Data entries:
━━━━━━━━━━

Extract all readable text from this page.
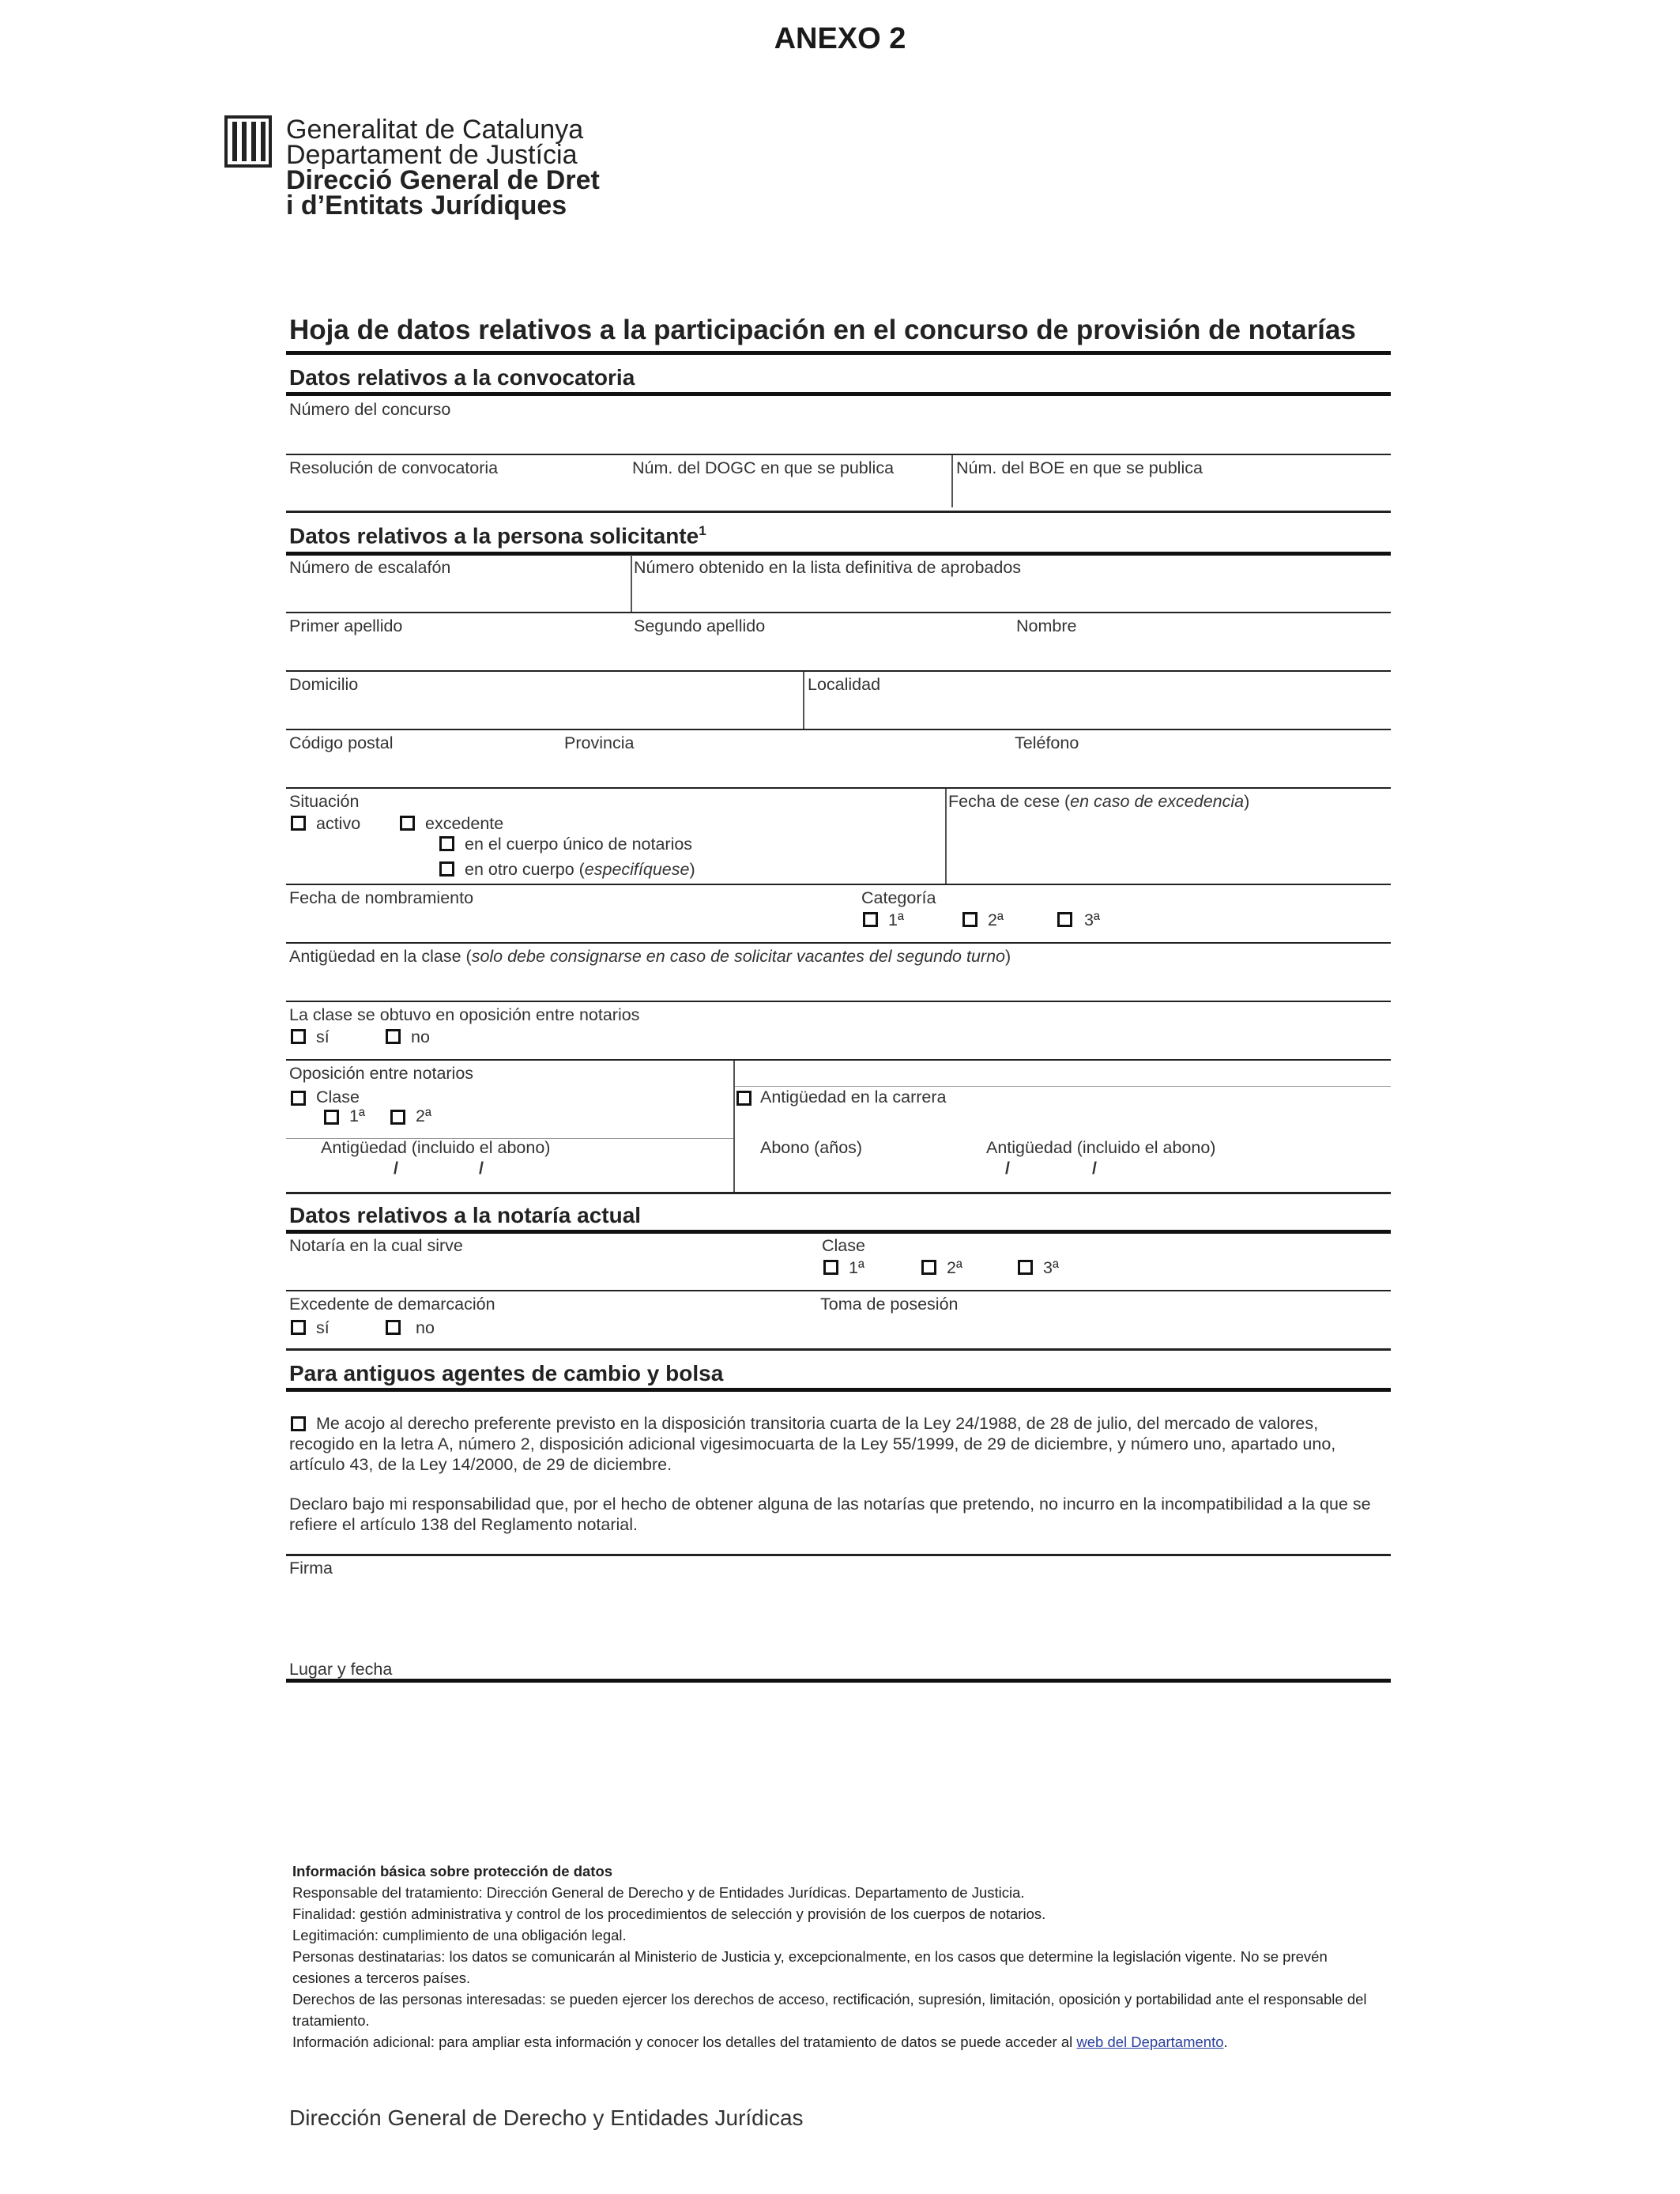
ANEXO 2
Generalitat de Catalunya
Departament de Justícia
Direcció General de Dret
i d’Entitats Jurídiques
Hoja de datos relativos a la participación en el concurso de provisión de notarías
Datos relativos a la convocatoria
Número del concurso
Resolución de convocatoria	Núm. del DOGC en que se publica	Núm. del BOE en que se publica
Datos relativos a la persona solicitante$^1$
Número de escalafón	Número obtenido en la lista definitiva de aprobados
Primer apellido	Segundo apellido	Nombre
Domicilio	Localidad
Código postal	Provincia	Teléfono
Situación
activo	excedente
en el cuerpo único de notarios
en otro cuerpo (especifíquese)
Fecha de cese (en caso de excedencia)
Fecha de nombramiento	Categoría
1ª	2ª	3ª
Antigüedad en la clase (solo debe consignarse en caso de solicitar vacantes del segundo turno)
La clase se obtuvo en oposición entre notarios
sí	no
Oposición entre notarios
Clase
1ª	2ª
Antigüedad (incluido el abono)
/	/
Antigüedad en la carrera
Abono (años)	Antigüedad (incluido el abono)
/	/
Datos relativos a la notaría actual
Notaría en la cual sirve	Clase
1ª	2ª	3ª
Excedente de demarcación
sí	no
Toma de posesión
Para antiguos agentes de cambio y bolsa
Me acojo al derecho preferente previsto en la disposición transitoria cuarta de la Ley 24/1988, de 28 de julio, del mercado de valores, recogido en la letra A, número 2, disposición adicional vigesimocuarta de la Ley 55/1999, de 29 de diciembre, y número uno, apartado uno, artículo 43, de la Ley 14/2000, de 29 de diciembre.
Declaro bajo mi responsabilidad que, por el hecho de obtener alguna de las notarías que pretendo, no incurro en la incompatibilidad a la que se refiere el artículo 138 del Reglamento notarial.
Firma
Lugar y fecha
Información básica sobre protección de datos
Responsable del tratamiento: Dirección General de Derecho y de Entidades Jurídicas. Departamento de Justicia.
Finalidad: gestión administrativa y control de los procedimientos de selección y provisión de los cuerpos de notarios.
Legitimación: cumplimiento de una obligación legal.
Personas destinatarias: los datos se comunicarán al Ministerio de Justicia y, excepcionalmente, en los casos que determine la legislación vigente. No se prevén cesiones a terceros países.
Derechos de las personas interesadas: se pueden ejercer los derechos de acceso, rectificación, supresión, limitación, oposición y portabilidad ante el responsable del tratamiento.
Información adicional: para ampliar esta información y conocer los detalles del tratamiento de datos se puede acceder al web del Departamento.
Dirección General de Derecho y Entidades Jurídicas
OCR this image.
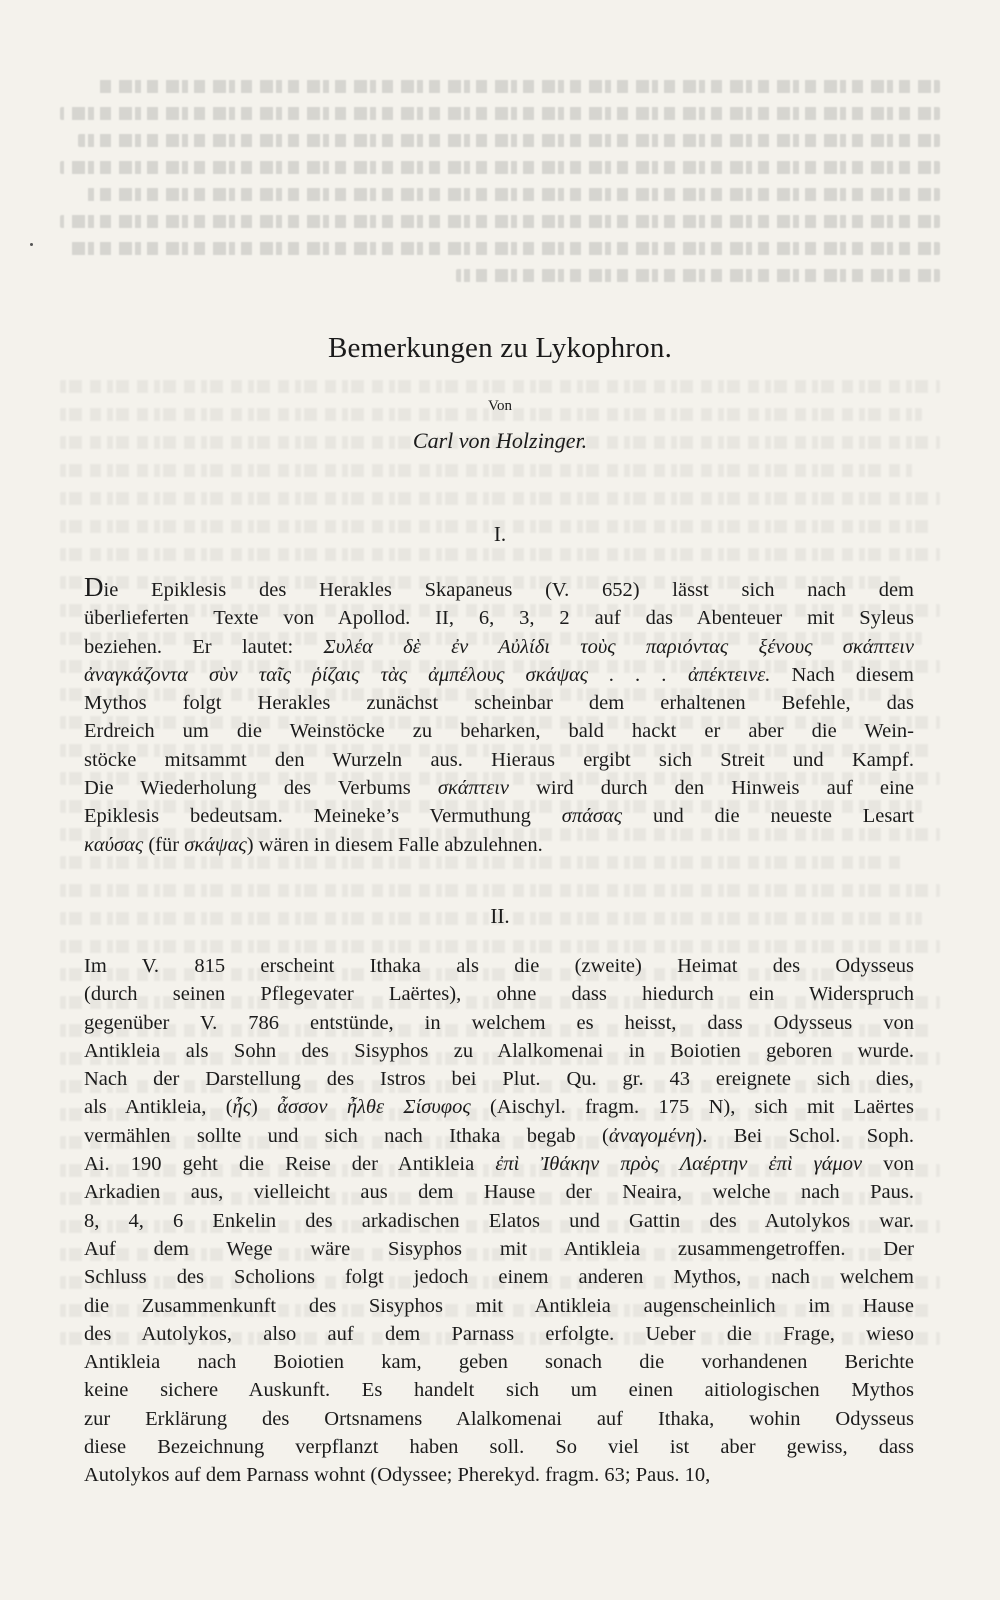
Bemerkungen zu Lykophron.
Von
Carl von Holzinger.
I.
Die Epiklesis des Herakles Skapaneus (V. 652) lässt sich nach dem
überlieferten Texte von Apollod. II, 6, 3, 2 auf das Abenteuer mit Syleus
beziehen. Er lautet: Συλέα δὲ ἐν Αὐλίδι τοὺς παριόντας ξένους σκάπτειν
ἀναγκάζοντα σὺν ταῖς ῥίζαις τὰς ἀμπέλους σκάψας . . . ἀπέκτεινε. Nach diesem
Mythos folgt Herakles zunächst scheinbar dem erhaltenen Befehle, das
Erdreich um die Weinstöcke zu beharken, bald hackt er aber die Wein-
stöcke mitsammt den Wurzeln aus. Hieraus ergibt sich Streit und Kampf.
Die Wiederholung des Verbums σκάπτειν wird durch den Hinweis auf eine
Epiklesis bedeutsam. Meineke’s Vermuthung σπάσας und die neueste Lesart
καύσας (für σκάψας) wären in diesem Falle abzulehnen.
II.
Im V. 815 erscheint Ithaka als die (zweite) Heimat des Odysseus
(durch seinen Pflegevater Laërtes), ohne dass hiedurch ein Widerspruch
gegenüber V. 786 entstünde, in welchem es heisst, dass Odysseus von
Antikleia als Sohn des Sisyphos zu Alalkomenai in Boiotien geboren wurde.
Nach der Darstellung des Istros bei Plut. Qu. gr. 43 ereignete sich dies,
als Antikleia, (ἧς) ἆσσον ἦλθε Σίσυφος (Aischyl. fragm. 175 N), sich mit Laërtes
vermählen sollte und sich nach Ithaka begab (ἀναγομένη). Bei Schol. Soph.
Ai. 190 geht die Reise der Antikleia ἐπὶ Ἰθάκην πρὸς Λαέρτην ἐπὶ γάμον von
Arkadien aus, vielleicht aus dem Hause der Neaira, welche nach Paus.
8, 4, 6 Enkelin des arkadischen Elatos und Gattin des Autolykos war.
Auf dem Wege wäre Sisyphos mit Antikleia zusammengetroffen. Der
Schluss des Scholions folgt jedoch einem anderen Mythos, nach welchem
die Zusammenkunft des Sisyphos mit Antikleia augenscheinlich im Hause
des Autolykos, also auf dem Parnass erfolgte. Ueber die Frage, wieso
Antikleia nach Boiotien kam, geben sonach die vorhandenen Berichte
keine sichere Auskunft. Es handelt sich um einen aitiologischen Mythos
zur Erklärung des Ortsnamens Alalkomenai auf Ithaka, wohin Odysseus
diese Bezeichnung verpflanzt haben soll. So viel ist aber gewiss, dass
Autolykos auf dem Parnass wohnt (Odyssee; Pherekyd. fragm. 63; Paus. 10,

━━━━━━━━━━

PROMPT:
Collect every line from the records above that contains the word "Epiklesis".

FULL OUTPUT:
Die Epiklesis des Herakles Skapaneus (V. 652) lässt sich nach dem
Epiklesis bedeutsam. Meineke’s Vermuthung σπάσας und die neueste Lesart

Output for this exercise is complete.